━━━ Listed records

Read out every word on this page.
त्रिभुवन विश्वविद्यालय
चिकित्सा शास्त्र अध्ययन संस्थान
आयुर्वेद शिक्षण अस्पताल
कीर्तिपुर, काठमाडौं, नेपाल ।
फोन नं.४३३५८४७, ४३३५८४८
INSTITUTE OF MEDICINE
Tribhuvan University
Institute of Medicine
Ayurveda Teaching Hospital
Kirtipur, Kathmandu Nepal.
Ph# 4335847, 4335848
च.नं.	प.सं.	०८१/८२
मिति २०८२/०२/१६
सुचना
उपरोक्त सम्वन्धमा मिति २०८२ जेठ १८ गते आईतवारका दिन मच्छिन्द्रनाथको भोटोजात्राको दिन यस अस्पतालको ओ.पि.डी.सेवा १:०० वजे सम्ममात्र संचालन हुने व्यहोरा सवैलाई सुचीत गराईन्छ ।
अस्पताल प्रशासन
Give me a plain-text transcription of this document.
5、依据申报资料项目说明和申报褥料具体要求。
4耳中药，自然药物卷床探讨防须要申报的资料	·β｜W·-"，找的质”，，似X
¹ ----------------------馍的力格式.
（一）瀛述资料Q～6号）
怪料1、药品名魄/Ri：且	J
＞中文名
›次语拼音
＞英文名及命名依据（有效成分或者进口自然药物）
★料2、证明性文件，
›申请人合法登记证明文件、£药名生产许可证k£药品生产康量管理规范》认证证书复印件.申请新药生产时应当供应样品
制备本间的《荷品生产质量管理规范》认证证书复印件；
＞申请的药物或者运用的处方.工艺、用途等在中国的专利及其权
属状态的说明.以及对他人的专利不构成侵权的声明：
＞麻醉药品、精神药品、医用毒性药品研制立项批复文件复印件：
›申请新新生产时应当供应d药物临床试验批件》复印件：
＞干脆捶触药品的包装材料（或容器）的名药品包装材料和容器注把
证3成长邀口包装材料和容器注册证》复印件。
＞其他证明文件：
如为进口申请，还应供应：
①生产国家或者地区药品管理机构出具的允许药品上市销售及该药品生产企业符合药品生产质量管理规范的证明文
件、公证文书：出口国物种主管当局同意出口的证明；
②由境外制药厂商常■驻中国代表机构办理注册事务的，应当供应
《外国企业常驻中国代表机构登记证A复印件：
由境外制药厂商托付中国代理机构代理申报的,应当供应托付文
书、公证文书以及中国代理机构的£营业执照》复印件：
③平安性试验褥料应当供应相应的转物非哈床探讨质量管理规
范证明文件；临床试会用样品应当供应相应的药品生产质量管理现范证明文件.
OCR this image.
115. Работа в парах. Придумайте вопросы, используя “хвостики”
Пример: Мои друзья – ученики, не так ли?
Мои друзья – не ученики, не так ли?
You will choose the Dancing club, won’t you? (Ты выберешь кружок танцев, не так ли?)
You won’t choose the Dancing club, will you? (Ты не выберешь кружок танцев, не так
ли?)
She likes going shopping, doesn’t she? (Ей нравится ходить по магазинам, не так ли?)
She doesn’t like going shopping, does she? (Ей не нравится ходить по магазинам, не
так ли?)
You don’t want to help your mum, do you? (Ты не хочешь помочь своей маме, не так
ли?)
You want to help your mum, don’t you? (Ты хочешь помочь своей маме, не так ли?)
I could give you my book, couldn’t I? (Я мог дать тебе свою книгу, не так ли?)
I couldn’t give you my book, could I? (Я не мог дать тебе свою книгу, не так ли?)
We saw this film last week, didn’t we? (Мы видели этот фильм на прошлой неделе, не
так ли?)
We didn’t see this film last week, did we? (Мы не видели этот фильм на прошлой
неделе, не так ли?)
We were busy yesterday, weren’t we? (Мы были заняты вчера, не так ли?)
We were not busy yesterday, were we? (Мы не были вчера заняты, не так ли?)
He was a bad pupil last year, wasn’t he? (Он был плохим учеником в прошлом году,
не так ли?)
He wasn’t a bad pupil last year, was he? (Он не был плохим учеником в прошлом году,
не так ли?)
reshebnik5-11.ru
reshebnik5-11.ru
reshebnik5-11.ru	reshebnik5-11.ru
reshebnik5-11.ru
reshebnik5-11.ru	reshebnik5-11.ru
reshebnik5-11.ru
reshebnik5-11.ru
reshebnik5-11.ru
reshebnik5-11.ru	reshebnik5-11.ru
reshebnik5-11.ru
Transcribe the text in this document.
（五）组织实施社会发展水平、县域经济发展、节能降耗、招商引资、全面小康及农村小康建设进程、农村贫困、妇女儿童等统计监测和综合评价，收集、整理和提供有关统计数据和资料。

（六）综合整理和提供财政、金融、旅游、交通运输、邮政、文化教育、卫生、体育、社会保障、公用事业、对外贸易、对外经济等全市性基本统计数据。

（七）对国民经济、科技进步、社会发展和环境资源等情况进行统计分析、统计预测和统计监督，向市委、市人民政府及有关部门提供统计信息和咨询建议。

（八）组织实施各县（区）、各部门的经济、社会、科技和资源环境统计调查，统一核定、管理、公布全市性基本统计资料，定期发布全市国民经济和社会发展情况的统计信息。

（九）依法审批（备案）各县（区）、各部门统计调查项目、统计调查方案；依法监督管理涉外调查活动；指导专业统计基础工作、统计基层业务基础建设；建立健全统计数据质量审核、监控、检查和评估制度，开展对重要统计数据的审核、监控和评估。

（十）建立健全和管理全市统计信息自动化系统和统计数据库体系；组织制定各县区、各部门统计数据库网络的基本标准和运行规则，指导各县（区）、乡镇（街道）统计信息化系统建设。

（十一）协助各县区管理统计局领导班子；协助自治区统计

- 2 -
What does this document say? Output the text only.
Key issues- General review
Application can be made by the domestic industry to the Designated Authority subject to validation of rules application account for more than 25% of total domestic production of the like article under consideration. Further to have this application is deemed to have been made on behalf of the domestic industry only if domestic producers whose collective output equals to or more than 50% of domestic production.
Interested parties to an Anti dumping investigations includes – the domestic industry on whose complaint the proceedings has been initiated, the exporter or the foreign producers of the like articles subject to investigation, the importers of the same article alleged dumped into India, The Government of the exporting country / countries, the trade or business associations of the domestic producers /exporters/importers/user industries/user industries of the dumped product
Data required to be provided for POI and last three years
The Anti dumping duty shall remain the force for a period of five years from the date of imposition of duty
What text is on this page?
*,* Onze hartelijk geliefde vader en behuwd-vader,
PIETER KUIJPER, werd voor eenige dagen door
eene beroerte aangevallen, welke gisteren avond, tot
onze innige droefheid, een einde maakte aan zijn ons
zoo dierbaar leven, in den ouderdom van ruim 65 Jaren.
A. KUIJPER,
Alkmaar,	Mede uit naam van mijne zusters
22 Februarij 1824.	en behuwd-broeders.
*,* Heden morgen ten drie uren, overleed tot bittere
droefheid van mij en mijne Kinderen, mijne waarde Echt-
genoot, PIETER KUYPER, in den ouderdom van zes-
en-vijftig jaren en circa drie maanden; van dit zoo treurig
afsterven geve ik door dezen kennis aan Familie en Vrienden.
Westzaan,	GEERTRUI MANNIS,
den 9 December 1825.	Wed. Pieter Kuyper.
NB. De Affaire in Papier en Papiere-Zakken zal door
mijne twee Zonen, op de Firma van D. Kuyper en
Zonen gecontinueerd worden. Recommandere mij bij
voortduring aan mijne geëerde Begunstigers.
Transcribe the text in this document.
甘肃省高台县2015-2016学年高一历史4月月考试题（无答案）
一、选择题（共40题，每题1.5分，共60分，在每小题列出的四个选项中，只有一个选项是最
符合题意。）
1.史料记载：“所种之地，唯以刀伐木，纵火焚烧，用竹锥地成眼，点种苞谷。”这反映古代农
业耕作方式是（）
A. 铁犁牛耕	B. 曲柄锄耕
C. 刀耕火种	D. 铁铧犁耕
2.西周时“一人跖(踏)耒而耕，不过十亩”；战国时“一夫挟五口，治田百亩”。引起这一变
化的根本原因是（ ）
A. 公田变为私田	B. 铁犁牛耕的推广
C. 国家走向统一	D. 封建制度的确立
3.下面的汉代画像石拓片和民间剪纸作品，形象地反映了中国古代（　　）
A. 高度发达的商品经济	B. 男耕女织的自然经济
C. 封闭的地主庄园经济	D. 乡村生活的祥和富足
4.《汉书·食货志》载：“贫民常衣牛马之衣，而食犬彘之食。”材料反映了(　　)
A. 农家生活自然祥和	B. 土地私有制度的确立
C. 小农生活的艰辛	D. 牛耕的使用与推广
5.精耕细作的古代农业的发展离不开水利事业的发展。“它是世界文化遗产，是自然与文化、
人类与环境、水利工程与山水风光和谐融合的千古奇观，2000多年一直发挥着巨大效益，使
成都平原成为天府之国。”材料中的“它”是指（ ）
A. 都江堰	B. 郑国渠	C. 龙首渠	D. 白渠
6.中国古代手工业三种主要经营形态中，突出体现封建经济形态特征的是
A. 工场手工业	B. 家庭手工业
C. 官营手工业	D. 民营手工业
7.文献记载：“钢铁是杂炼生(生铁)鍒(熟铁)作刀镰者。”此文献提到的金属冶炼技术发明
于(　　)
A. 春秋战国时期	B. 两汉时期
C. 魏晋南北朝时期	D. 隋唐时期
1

━━━━━━

## Task details
Find each line with the string "club" and copy it out.

## Complete output
You will choose the Dancing club, won’t you? (Ты выберешь кружок танцев, не так ли?)
You won’t choose the Dancing club, will you? (Ты не выберешь кружок танцев, не так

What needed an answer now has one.